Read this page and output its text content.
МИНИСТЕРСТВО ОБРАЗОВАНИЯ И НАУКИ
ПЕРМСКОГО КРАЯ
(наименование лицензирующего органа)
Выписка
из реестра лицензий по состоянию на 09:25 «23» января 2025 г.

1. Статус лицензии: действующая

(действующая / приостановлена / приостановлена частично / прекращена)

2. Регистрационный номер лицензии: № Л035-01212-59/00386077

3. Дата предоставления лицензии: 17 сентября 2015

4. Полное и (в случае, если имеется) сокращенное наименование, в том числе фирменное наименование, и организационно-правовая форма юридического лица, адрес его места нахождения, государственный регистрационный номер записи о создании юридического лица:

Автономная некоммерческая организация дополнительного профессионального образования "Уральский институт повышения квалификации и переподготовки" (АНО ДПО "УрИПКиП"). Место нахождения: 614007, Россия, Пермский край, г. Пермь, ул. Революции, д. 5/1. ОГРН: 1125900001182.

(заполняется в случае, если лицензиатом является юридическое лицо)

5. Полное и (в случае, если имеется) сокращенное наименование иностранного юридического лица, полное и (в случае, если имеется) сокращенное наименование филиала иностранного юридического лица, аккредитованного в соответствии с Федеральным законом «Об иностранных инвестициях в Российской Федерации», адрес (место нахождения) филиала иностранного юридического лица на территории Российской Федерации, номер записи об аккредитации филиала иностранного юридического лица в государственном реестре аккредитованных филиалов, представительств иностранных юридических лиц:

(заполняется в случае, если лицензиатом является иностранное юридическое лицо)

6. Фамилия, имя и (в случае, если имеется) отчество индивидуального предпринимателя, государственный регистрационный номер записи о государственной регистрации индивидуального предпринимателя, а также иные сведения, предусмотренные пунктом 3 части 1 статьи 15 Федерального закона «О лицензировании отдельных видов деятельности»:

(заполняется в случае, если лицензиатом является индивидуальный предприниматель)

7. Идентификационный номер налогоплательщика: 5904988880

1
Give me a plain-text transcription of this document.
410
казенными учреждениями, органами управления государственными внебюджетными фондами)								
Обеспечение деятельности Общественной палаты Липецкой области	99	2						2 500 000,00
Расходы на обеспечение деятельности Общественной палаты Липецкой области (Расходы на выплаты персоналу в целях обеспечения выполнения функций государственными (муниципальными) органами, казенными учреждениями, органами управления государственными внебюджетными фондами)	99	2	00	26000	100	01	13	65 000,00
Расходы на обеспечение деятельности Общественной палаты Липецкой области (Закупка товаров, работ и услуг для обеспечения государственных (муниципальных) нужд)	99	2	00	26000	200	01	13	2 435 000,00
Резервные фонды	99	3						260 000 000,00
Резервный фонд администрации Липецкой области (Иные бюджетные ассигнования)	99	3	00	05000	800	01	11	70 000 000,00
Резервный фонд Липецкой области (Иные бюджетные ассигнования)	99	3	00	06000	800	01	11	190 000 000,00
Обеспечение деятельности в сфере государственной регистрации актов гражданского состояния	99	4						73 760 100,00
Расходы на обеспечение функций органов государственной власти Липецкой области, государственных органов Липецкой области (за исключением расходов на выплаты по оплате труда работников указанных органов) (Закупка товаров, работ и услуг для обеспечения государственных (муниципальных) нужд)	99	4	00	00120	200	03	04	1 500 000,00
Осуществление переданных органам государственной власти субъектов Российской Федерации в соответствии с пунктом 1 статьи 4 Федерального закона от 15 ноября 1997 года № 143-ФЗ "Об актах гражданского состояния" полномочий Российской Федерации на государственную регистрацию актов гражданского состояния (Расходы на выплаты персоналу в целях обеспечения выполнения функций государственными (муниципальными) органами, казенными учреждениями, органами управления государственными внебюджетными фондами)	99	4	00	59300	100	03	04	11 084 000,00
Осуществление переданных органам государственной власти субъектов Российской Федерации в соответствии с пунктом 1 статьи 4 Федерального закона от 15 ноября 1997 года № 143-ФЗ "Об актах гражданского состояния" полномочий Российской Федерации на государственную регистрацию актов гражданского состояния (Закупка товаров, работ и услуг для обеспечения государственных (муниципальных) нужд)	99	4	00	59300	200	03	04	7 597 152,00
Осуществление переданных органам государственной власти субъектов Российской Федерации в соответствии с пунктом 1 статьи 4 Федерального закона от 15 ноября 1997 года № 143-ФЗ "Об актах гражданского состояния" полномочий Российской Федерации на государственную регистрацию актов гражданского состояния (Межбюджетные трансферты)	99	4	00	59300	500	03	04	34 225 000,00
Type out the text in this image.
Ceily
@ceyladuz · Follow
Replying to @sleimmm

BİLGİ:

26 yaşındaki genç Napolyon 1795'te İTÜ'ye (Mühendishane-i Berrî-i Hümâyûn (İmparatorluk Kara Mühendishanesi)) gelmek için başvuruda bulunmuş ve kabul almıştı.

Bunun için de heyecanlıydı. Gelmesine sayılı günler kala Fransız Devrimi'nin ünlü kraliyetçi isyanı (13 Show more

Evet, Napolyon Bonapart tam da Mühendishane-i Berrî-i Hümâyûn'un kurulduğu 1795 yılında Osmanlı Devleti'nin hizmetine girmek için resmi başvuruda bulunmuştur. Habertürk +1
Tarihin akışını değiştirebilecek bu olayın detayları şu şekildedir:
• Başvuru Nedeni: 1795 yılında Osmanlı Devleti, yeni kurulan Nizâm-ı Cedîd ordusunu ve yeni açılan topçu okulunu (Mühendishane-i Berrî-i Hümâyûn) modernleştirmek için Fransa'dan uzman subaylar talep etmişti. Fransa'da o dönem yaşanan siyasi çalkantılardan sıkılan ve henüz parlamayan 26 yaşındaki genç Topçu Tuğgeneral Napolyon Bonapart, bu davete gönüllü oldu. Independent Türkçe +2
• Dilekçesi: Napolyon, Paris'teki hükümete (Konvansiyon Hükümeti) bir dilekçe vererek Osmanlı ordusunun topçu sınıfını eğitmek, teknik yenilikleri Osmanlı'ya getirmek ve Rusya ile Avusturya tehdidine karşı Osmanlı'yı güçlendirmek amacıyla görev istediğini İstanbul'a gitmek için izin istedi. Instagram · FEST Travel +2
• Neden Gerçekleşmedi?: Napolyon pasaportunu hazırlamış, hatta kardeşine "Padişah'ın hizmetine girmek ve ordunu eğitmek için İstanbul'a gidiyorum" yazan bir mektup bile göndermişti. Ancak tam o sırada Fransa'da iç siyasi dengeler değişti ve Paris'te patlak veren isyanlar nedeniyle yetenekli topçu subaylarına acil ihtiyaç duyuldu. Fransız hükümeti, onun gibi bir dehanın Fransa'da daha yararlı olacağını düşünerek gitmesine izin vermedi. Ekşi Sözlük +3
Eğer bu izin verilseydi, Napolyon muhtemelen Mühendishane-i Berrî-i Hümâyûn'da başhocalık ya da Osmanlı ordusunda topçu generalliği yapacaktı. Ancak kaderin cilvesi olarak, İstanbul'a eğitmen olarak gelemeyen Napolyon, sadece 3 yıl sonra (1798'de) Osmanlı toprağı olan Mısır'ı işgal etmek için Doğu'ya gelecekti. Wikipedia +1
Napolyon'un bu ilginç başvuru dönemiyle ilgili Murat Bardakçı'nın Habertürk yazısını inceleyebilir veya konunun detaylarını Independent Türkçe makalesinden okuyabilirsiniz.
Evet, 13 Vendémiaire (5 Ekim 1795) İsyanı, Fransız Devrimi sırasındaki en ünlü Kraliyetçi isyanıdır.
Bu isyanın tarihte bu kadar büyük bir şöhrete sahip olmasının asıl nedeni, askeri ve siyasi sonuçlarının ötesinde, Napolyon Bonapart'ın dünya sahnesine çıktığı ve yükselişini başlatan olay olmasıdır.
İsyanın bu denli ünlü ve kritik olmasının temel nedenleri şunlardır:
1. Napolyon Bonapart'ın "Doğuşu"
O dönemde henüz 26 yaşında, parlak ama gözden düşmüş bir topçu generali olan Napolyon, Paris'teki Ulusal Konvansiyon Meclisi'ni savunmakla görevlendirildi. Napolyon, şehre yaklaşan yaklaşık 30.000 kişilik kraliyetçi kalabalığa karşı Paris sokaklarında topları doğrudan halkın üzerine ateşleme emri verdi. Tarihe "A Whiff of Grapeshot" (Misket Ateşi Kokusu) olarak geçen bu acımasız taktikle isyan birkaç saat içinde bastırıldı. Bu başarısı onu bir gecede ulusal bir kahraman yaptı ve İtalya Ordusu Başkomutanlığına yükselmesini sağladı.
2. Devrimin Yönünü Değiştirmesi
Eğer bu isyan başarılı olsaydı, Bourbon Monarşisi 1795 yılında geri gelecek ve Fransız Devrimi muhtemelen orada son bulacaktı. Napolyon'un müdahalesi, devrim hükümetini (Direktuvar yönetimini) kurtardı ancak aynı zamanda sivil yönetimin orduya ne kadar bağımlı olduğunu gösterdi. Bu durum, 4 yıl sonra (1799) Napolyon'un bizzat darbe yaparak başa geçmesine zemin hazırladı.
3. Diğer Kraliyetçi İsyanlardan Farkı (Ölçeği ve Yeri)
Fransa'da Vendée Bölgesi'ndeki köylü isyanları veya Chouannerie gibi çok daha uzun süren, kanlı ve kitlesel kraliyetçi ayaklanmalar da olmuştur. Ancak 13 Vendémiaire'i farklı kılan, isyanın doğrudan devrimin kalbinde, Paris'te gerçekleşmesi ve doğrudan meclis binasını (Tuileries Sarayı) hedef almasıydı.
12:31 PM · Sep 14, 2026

● ● ●

* **What is needed**: Pull out each line holding the string "регистрации".

* **Task solution**:
6. Фамилия, имя и (в случае, если имеется) отчество индивидуального предпринимателя, государственный регистрационный номер записи о государственной регистрации индивидуального предпринимателя, а также иные сведения, предусмотренные пунктом 3 части 1 статьи 15 Федерального закона «О лицензировании отдельных видов деятельности»:
Обеспечение деятельности в сфере государственной регистрации актов гражданского состояния	99	4						73 760 100,00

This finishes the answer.